» **WHAT YOU HAVE TO DO**
Look through the listing for the word "this". Copy each line that has it.

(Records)
◇ ◇ ◇ ◇

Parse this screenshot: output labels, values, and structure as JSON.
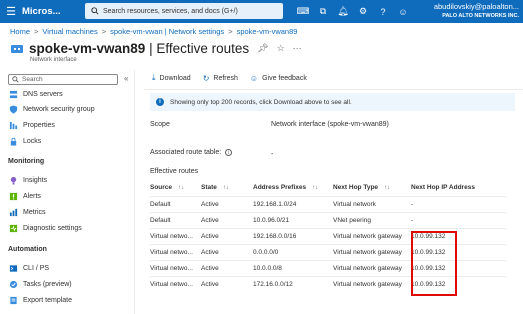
{
  "topbar": {
    "brand": "Micros...",
    "search_placeholder": "Search resources, services, and docs (G+/)",
    "user_name": "abudilovskiy@paloalton...",
    "user_org": "PALO ALTO NETWORKS INC."
  },
  "breadcrumb": [
    "Home",
    "Virtual machines",
    "spoke-vm-vwan | Network settings",
    "spoke-vm-vwan89"
  ],
  "header": {
    "title_main": "spoke-vm-vwan89",
    "title_rest": " | Effective routes",
    "subtitle": "Network interface"
  },
  "sidebar": {
    "search_placeholder": "Search",
    "items_top": [
      {
        "label": "DNS servers",
        "icon": "dns-icon"
      },
      {
        "label": "Network security group",
        "icon": "shield-icon"
      },
      {
        "label": "Properties",
        "icon": "properties-icon"
      },
      {
        "label": "Locks",
        "icon": "lock-icon"
      }
    ],
    "section_monitoring": "Monitoring",
    "items_monitoring": [
      {
        "label": "Insights",
        "icon": "insights-icon"
      },
      {
        "label": "Alerts",
        "icon": "alerts-icon"
      },
      {
        "label": "Metrics",
        "icon": "metrics-icon"
      },
      {
        "label": "Diagnostic settings",
        "icon": "diagnostic-icon"
      }
    ],
    "section_automation": "Automation",
    "items_automation": [
      {
        "label": "CLI / PS",
        "icon": "cli-icon"
      },
      {
        "label": "Tasks (preview)",
        "icon": "tasks-icon"
      },
      {
        "label": "Export template",
        "icon": "export-icon"
      }
    ]
  },
  "toolbar": {
    "download": "Download",
    "refresh": "Refresh",
    "feedback": "Give feedback"
  },
  "info": {
    "message": "Showing only top 200 records, click Download above to see all."
  },
  "details": {
    "scope_label": "Scope",
    "scope_value": "Network interface (spoke-vm-vwan89)",
    "route_table_label": "Associated route table:",
    "route_table_value": "-",
    "effective_routes_label": "Effective routes"
  },
  "table": {
    "headers": [
      "Source",
      "State",
      "Address Prefixes",
      "Next Hop Type",
      "Next Hop IP Address"
    ],
    "rows": [
      [
        "Default",
        "Active",
        "192.168.1.0/24",
        "Virtual network",
        "-"
      ],
      [
        "Default",
        "Active",
        "10.0.96.0/21",
        "VNet peering",
        "-"
      ],
      [
        "Virtual netwo...",
        "Active",
        "192.168.0.0/16",
        "Virtual network gateway",
        "10.0.99.132"
      ],
      [
        "Virtual netwo...",
        "Active",
        "0.0.0.0/0",
        "Virtual network gateway",
        "10.0.99.132"
      ],
      [
        "Virtual netwo...",
        "Active",
        "10.0.0.0/8",
        "Virtual network gateway",
        "10.0.99.132"
      ],
      [
        "Virtual netwo...",
        "Active",
        "172.16.0.0/12",
        "Virtual network gateway",
        "10.0.99.132"
      ]
    ]
  },
  "colors": {
    "accent": "#0f6cbd",
    "highlight": "#e00b00"
  }
}
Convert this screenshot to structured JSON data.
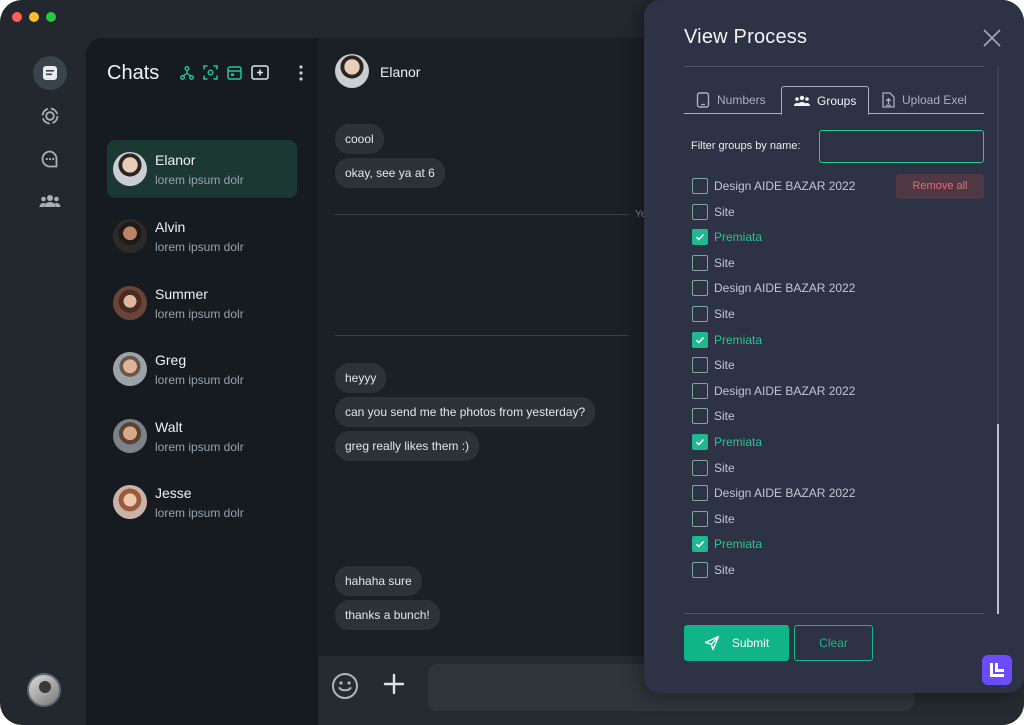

◇ ◇ ◇ ◇

» **REPLY**
Parse this screenshot: output labels, values, and structure as JSON.
Convert this screenshot to structured JSON data.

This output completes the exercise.